WHAT TO WORK ON: Everything in the listing should be restated word for word.

Chart and figure data
※
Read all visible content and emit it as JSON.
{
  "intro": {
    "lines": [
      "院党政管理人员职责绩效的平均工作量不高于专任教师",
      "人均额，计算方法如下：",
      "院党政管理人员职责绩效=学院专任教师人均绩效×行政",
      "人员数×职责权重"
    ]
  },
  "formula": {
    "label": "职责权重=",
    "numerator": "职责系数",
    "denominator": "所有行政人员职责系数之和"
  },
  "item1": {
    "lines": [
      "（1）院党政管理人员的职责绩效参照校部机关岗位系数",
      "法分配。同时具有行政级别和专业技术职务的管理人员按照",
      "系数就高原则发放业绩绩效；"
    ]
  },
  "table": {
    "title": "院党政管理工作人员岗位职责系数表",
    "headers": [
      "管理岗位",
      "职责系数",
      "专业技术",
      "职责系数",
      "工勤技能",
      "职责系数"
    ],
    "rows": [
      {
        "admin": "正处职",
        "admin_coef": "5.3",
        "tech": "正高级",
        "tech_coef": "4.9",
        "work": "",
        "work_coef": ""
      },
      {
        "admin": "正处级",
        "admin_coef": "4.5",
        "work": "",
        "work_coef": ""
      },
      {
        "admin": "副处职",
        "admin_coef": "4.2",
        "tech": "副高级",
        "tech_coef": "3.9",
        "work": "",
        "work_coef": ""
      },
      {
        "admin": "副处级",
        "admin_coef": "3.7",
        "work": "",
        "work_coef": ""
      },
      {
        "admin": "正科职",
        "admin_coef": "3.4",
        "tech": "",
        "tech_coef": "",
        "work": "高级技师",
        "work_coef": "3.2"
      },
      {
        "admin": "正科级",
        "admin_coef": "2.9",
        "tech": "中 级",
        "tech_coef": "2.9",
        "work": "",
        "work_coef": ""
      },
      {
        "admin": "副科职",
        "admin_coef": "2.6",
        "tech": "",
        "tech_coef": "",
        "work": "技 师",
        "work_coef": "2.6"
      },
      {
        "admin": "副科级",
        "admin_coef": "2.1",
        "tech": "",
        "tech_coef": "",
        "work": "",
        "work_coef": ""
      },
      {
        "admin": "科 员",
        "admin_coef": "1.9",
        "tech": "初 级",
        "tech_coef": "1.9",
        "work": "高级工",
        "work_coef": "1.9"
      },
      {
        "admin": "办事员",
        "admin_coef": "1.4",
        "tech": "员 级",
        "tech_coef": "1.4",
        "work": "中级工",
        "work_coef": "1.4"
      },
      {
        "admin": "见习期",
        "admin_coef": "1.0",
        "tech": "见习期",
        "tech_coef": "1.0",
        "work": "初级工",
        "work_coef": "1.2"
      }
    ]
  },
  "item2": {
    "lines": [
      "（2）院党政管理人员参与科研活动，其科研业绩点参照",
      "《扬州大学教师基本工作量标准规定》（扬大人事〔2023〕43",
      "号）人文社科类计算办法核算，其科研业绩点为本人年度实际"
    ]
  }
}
※
FINISHED TASK:
Read all visible content and emit it as JSON.
{
  "intro": {
    "lines": [
      "院党政管理人员职责绩效的平均工作量不高于专任教师",
      "人均额，计算方法如下：",
      "院党政管理人员职责绩效=学院专任教师人均绩效×行政",
      "人员数×职责权重"
    ]
  },
  "formula": {
    "label": "职责权重=",
    "numerator": "职责系数",
    "denominator": "所有行政人员职责系数之和"
  },
  "item1": {
    "lines": [
      "（1）院党政管理人员的职责绩效参照校部机关岗位系数",
      "法分配。同时具有行政级别和专业技术职务的管理人员按照",
      "系数就高原则发放业绩绩效；"
    ]
  },
  "table": {
    "title": "院党政管理工作人员岗位职责系数表",
    "headers": [
      "管理岗位",
      "职责系数",
      "专业技术",
      "职责系数",
      "工勤技能",
      "职责系数"
    ],
    "rows": [
      {
        "admin": "正处职",
        "admin_coef": "5.3",
        "tech": "正高级",
        "tech_coef": "4.9",
        "work": "",
        "work_coef": ""
      },
      {
        "admin": "正处级",
        "admin_coef": "4.5",
        "work": "",
        "work_coef": ""
      },
      {
        "admin": "副处职",
        "admin_coef": "4.2",
        "tech": "副高级",
        "tech_coef": "3.9",
        "work": "",
        "work_coef": ""
      },
      {
        "admin": "副处级",
        "admin_coef": "3.7",
        "work": "",
        "work_coef": ""
      },
      {
        "admin": "正科职",
        "admin_coef": "3.4",
        "tech": "",
        "tech_coef": "",
        "work": "高级技师",
        "work_coef": "3.2"
      },
      {
        "admin": "正科级",
        "admin_coef": "2.9",
        "tech": "中 级",
        "tech_coef": "2.9",
        "work": "",
        "work_coef": ""
      },
      {
        "admin": "副科职",
        "admin_coef": "2.6",
        "tech": "",
        "tech_coef": "",
        "work": "技 师",
        "work_coef": "2.6"
      },
      {
        "admin": "副科级",
        "admin_coef": "2.1",
        "tech": "",
        "tech_coef": "",
        "work": "",
        "work_coef": ""
      },
      {
        "admin": "科 员",
        "admin_coef": "1.9",
        "tech": "初 级",
        "tech_coef": "1.9",
        "work": "高级工",
        "work_coef": "1.9"
      },
      {
        "admin": "办事员",
        "admin_coef": "1.4",
        "tech": "员 级",
        "tech_coef": "1.4",
        "work": "中级工",
        "work_coef": "1.4"
      },
      {
        "admin": "见习期",
        "admin_coef": "1.0",
        "tech": "见习期",
        "tech_coef": "1.0",
        "work": "初级工",
        "work_coef": "1.2"
      }
    ]
  },
  "item2": {
    "lines": [
      "（2）院党政管理人员参与科研活动，其科研业绩点参照",
      "《扬州大学教师基本工作量标准规定》（扬大人事〔2023〕43",
      "号）人文社科类计算办法核算，其科研业绩点为本人年度实际"
    ]
  }
}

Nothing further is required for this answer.